▶ [INSTRUCTIONS FOR THE TASK]: Your task is to repeat the entries word for word while leaving out the pictures.
════
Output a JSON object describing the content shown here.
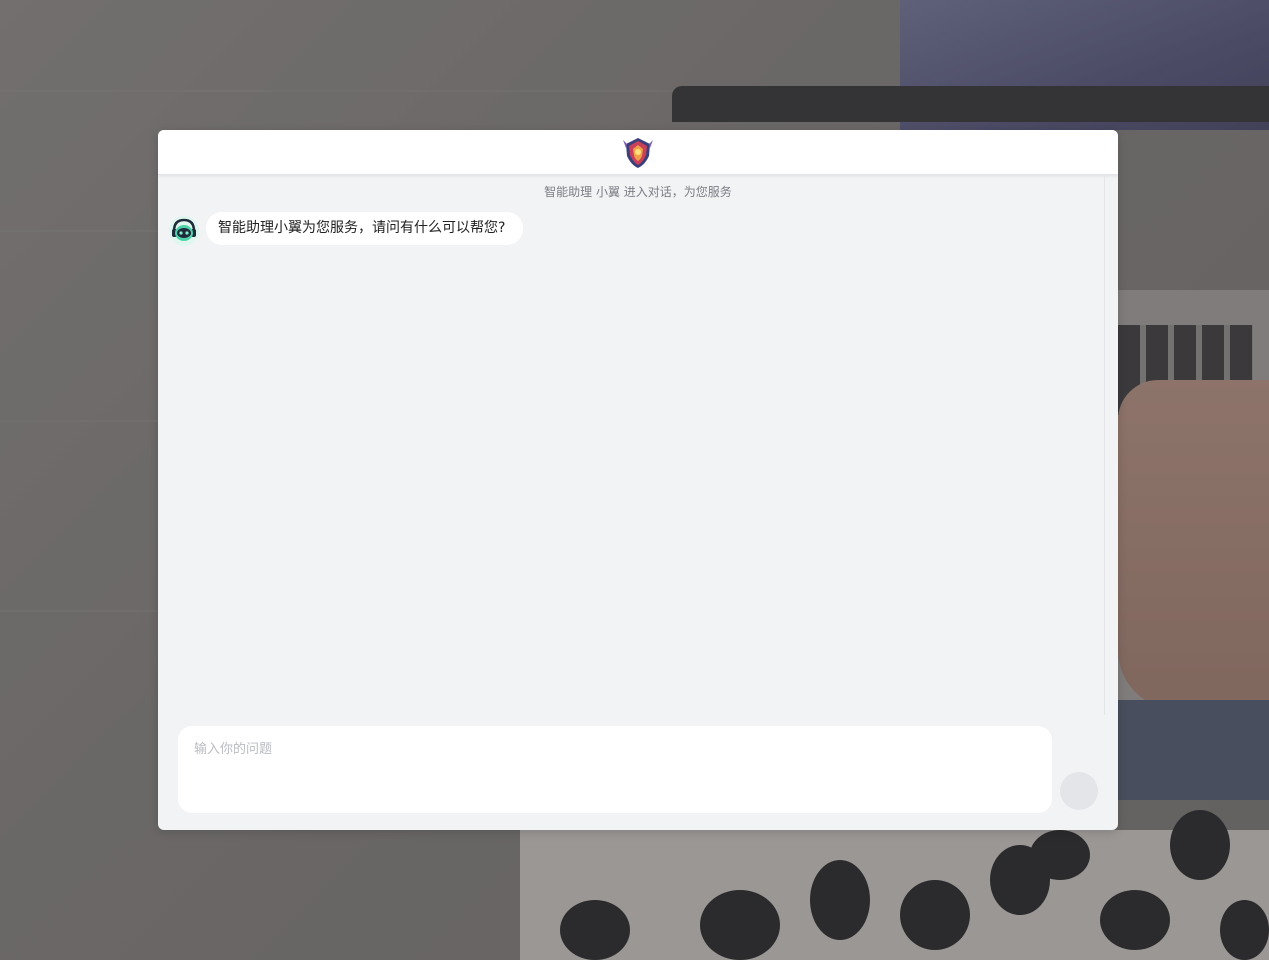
{
  "header": {
    "logo_icon": "shield-emblem-icon"
  },
  "chat": {
    "system_notice": "智能助理 小翼 进入对话，为您服务",
    "messages": [
      {
        "role": "bot",
        "avatar_icon": "robot-headset-icon",
        "text": "智能助理小翼为您服务，请问有什么可以帮您?"
      }
    ]
  },
  "input": {
    "placeholder": "输入你的问题",
    "value": ""
  },
  "send": {
    "icon": "send-icon"
  },
  "colors": {
    "window_bg": "#f2f3f5",
    "header_bg": "#ffffff",
    "bubble_bg": "#ffffff",
    "send_button": "#e4e5e8"
  }
}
════
▶ [FINAL RESULT]:
Output a JSON object describing the content shown here.
{
  "header": {
    "logo_icon": "shield-emblem-icon"
  },
  "chat": {
    "system_notice": "智能助理 小翼 进入对话，为您服务",
    "messages": [
      {
        "role": "bot",
        "avatar_icon": "robot-headset-icon",
        "text": "智能助理小翼为您服务，请问有什么可以帮您?"
      }
    ]
  },
  "input": {
    "placeholder": "输入你的问题",
    "value": ""
  },
  "send": {
    "icon": "send-icon"
  },
  "colors": {
    "window_bg": "#f2f3f5",
    "header_bg": "#ffffff",
    "bubble_bg": "#ffffff",
    "send_button": "#e4e5e8"
  }
}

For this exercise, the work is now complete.